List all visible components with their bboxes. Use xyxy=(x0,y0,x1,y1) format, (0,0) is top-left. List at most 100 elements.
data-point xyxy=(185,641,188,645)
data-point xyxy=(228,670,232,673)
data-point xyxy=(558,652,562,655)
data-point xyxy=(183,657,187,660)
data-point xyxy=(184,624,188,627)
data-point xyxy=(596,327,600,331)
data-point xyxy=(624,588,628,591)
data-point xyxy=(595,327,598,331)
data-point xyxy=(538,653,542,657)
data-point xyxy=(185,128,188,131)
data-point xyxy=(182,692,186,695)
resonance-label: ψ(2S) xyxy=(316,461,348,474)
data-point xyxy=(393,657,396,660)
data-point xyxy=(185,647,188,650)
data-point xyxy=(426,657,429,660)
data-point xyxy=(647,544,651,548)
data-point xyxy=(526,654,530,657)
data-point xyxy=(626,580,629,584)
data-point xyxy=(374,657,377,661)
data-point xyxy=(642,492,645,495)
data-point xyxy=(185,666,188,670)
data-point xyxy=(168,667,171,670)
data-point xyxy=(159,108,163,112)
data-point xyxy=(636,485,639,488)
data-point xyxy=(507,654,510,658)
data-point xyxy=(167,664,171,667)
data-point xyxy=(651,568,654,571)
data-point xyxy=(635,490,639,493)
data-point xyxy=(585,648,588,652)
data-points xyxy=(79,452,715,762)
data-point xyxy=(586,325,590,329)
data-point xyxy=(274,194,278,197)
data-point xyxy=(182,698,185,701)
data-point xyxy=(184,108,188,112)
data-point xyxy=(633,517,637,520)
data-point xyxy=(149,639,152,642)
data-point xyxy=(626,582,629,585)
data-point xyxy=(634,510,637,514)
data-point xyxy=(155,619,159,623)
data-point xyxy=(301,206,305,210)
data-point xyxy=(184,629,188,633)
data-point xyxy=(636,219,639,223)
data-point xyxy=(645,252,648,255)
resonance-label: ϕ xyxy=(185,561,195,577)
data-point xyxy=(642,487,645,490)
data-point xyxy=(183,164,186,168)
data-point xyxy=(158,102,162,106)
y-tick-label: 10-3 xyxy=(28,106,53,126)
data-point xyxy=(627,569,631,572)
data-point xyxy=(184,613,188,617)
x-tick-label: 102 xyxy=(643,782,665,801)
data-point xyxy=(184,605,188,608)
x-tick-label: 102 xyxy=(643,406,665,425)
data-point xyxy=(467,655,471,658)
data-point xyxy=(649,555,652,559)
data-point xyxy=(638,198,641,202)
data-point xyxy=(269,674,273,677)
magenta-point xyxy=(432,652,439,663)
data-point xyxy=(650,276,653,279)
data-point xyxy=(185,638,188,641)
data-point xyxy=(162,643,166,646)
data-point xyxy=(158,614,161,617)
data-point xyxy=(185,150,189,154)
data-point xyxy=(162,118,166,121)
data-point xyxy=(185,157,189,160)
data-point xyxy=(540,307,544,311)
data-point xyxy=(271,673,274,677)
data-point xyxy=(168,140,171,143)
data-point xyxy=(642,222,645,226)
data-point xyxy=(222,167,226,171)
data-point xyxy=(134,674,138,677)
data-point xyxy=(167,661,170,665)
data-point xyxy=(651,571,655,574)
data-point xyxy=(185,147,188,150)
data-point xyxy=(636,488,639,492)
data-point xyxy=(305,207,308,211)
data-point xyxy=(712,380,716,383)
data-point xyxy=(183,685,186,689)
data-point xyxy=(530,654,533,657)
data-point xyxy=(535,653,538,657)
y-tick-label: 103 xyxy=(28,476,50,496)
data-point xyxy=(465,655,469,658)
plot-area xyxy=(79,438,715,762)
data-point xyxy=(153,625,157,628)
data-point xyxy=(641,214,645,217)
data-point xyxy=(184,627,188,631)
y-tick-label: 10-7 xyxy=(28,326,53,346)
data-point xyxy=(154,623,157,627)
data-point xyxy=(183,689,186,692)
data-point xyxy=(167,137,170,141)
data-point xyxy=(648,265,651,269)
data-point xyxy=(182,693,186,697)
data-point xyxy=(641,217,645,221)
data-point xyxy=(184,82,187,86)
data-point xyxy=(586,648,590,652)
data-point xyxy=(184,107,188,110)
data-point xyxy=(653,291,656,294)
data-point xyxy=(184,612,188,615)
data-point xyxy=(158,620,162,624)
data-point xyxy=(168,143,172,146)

::::::::

▶ _해야 할 일_:
위 목록의 첫 줄부터 "data-point xyxy=(507,654,510,658)"가 들어 있는 줄까지(그 줄 포함)를 JSON 문자열 배열로 바꾸세요. 한 줄을 문자열 하나로 넣고, 빈 줄은 빼세요.

▶ _완성한 답_:
[
  "List all visible components with their bboxes. Use xyxy=(x0,y0,x1,y1) format, (0,0) is top-left. List at most 100 elements.",
  "data-point xyxy=(185,641,188,645)",
  "data-point xyxy=(228,670,232,673)",
  "data-point xyxy=(558,652,562,655)",
  "data-point xyxy=(183,657,187,660)",
  "data-point xyxy=(184,624,188,627)",
  "data-point xyxy=(596,327,600,331)",
  "data-point xyxy=(624,588,628,591)",
  "data-point xyxy=(595,327,598,331)",
  "data-point xyxy=(538,653,542,657)",
  "data-point xyxy=(185,128,188,131)",
  "data-point xyxy=(182,692,186,695)",
  "resonance-label: ψ(2S) xyxy=(316,461,348,474)",
  "data-point xyxy=(393,657,396,660)",
  "data-point xyxy=(185,647,188,650)",
  "data-point xyxy=(426,657,429,660)",
  "data-point xyxy=(647,544,651,548)",
  "data-point xyxy=(526,654,530,657)",
  "data-point xyxy=(626,580,629,584)",
  "data-point xyxy=(374,657,377,661)",
  "data-point xyxy=(642,492,645,495)",
  "data-point xyxy=(185,666,188,670)",
  "data-point xyxy=(168,667,171,670)",
  "data-point xyxy=(159,108,163,112)",
  "data-point xyxy=(636,485,639,488)",
  "data-point xyxy=(507,654,510,658)"
]